Aim – Gather every line in the records below that contains the word "United".

%%

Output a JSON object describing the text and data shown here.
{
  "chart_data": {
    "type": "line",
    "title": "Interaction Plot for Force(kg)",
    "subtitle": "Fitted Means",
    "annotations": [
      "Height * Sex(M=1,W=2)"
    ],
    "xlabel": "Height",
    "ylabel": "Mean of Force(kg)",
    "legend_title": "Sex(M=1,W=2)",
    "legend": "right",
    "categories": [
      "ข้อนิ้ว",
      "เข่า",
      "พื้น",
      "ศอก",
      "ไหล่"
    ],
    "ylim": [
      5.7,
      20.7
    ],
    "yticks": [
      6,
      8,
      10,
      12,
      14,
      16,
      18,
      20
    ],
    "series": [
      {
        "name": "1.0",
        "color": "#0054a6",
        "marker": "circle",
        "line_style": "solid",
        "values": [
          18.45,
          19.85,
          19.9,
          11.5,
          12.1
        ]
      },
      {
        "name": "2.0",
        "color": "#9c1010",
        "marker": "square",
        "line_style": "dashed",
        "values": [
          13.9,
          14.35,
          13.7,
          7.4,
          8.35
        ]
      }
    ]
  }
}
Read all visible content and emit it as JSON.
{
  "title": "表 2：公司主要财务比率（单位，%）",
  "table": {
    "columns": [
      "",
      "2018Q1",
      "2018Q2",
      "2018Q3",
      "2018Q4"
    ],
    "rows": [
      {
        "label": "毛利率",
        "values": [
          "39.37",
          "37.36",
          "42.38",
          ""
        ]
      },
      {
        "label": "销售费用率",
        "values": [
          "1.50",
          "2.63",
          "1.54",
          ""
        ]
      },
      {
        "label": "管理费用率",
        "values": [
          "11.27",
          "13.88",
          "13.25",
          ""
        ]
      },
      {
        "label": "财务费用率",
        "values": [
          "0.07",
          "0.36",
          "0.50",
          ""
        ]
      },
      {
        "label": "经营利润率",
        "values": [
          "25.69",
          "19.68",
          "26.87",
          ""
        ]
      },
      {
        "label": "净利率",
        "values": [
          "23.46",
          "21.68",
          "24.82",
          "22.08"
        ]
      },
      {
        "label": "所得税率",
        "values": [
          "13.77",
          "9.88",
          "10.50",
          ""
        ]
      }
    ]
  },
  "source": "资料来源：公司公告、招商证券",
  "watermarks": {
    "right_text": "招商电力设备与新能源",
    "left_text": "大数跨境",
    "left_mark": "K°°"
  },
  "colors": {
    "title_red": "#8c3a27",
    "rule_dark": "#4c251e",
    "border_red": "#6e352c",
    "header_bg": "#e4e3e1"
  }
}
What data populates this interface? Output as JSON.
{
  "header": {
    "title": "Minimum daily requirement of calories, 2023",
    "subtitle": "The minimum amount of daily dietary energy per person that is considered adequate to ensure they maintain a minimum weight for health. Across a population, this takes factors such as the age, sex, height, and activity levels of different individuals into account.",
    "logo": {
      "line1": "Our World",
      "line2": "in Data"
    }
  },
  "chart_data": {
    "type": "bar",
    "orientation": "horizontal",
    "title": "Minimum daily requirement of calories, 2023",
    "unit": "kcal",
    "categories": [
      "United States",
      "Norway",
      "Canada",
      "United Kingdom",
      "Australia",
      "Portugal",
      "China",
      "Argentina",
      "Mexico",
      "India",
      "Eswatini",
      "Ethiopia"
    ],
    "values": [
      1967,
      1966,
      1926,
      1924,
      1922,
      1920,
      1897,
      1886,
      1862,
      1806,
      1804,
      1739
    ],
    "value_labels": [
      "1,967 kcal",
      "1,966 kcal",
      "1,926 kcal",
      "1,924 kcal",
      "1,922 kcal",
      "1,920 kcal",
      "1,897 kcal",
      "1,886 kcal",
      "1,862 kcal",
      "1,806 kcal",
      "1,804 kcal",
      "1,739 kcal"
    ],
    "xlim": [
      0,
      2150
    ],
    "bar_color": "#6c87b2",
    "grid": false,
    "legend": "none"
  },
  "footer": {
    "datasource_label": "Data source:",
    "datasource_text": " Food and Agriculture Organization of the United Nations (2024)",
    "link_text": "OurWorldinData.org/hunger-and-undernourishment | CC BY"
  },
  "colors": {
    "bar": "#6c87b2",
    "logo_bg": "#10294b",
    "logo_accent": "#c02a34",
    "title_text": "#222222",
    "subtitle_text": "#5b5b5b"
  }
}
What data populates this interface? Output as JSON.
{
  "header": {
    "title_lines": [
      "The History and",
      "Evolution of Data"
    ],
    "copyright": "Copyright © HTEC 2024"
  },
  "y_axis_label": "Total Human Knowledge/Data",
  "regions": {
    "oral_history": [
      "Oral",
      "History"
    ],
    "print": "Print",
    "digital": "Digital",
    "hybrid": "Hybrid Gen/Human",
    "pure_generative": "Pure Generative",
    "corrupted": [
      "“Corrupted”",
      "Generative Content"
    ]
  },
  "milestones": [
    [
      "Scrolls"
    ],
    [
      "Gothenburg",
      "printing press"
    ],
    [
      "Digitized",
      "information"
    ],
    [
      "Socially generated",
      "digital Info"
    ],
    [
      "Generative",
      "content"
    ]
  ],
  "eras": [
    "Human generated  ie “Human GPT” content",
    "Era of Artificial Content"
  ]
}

%%

Reply –
      "United States",
      "United Kingdom",
    "datasource_text": " Food and Agriculture Organization of the United Nations (2024)",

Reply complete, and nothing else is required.